- [Exercise requirements]
Your task is to filter the data below down to the lines holding "Youngkin".

- [Extracted records]

============

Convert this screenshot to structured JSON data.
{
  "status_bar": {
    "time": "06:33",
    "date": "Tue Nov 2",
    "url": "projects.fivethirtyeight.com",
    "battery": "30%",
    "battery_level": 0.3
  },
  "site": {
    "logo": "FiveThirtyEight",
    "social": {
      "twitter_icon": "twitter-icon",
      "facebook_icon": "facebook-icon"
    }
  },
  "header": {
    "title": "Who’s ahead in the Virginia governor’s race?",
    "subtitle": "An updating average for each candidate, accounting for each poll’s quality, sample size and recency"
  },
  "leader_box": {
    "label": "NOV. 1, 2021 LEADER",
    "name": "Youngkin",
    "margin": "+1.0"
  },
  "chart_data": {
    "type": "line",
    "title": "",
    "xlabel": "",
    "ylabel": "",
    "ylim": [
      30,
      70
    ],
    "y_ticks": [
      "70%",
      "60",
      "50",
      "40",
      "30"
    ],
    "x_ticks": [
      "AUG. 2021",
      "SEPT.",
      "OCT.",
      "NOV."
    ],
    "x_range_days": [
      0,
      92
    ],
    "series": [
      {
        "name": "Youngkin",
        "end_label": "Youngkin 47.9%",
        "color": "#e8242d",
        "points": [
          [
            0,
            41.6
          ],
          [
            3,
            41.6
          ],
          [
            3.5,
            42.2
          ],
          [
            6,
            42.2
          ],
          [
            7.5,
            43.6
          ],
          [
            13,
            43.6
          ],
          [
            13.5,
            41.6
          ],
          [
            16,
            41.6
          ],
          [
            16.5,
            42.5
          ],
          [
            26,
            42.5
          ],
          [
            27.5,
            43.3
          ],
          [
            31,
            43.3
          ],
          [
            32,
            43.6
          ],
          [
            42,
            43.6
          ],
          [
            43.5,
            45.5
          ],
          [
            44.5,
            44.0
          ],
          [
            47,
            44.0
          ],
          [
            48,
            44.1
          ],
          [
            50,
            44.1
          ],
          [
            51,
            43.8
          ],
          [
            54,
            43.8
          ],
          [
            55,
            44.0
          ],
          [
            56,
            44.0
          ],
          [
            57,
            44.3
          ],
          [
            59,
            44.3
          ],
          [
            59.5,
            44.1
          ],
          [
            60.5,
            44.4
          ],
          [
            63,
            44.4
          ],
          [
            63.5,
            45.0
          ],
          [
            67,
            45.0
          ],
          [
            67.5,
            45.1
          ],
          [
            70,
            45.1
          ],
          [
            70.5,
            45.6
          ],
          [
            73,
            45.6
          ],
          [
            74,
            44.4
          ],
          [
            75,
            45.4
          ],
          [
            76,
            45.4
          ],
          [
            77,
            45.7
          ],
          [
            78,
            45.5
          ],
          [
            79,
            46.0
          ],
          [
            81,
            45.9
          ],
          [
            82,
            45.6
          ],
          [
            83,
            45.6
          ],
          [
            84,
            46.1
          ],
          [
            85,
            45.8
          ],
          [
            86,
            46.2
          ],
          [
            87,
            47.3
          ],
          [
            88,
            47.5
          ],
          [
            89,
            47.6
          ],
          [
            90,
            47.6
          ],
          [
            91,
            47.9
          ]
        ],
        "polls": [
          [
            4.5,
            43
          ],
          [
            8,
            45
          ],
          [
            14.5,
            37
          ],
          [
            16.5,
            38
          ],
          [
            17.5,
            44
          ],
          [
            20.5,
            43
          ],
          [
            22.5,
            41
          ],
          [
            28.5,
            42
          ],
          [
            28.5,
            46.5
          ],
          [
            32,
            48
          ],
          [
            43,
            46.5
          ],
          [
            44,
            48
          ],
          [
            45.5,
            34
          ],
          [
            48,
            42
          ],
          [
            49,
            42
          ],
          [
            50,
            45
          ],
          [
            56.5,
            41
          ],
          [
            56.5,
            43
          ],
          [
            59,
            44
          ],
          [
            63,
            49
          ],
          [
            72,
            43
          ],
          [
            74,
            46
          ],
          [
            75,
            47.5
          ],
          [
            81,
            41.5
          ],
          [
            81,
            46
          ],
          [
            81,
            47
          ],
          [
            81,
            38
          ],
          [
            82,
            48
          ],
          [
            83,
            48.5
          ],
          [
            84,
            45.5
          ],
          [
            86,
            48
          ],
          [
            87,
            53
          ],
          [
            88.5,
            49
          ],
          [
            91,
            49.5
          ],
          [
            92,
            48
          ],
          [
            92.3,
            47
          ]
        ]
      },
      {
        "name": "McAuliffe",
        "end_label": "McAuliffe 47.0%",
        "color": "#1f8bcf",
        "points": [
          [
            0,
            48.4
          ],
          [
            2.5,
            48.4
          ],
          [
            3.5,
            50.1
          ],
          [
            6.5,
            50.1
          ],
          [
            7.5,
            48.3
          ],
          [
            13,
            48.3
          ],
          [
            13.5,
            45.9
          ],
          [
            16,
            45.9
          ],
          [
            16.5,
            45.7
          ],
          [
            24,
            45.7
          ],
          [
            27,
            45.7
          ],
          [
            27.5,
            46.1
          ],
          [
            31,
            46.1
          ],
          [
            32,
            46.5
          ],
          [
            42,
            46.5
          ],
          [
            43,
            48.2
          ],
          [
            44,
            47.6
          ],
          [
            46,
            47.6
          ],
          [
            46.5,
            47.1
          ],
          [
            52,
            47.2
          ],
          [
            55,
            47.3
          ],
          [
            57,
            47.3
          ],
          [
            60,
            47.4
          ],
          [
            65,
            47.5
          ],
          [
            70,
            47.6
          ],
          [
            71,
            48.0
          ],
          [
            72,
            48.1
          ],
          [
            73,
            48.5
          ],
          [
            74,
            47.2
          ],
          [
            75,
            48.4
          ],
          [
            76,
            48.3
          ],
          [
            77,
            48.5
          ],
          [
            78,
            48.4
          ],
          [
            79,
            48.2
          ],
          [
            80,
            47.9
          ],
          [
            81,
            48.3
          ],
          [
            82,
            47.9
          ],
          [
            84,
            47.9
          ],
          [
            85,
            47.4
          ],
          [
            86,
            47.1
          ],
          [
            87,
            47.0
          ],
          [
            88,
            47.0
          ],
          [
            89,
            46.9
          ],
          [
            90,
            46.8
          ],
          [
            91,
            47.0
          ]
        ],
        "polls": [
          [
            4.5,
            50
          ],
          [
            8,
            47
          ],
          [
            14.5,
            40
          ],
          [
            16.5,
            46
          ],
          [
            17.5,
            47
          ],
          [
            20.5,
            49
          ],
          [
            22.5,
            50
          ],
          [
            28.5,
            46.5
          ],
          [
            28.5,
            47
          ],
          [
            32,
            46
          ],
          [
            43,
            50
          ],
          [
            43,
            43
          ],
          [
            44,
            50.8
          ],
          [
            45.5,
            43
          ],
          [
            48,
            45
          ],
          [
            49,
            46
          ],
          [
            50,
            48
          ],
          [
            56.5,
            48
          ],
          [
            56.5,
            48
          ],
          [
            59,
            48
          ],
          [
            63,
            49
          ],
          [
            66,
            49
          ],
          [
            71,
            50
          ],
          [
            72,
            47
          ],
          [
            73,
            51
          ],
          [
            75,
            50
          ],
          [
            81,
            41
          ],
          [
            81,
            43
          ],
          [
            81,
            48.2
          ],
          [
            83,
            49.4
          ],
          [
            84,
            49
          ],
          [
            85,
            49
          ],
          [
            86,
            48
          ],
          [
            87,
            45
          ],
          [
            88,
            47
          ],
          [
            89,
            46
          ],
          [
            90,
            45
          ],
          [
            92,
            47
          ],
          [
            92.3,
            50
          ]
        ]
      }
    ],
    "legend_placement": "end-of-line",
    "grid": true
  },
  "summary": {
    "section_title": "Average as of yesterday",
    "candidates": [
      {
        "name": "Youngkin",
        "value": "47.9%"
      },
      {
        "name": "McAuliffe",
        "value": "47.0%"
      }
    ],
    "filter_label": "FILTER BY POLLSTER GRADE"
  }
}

============

- [Exercise result]
    "name": "Youngkin",
        "name": "Youngkin",
        "end_label": "Youngkin 47.9%",
        "name": "Youngkin",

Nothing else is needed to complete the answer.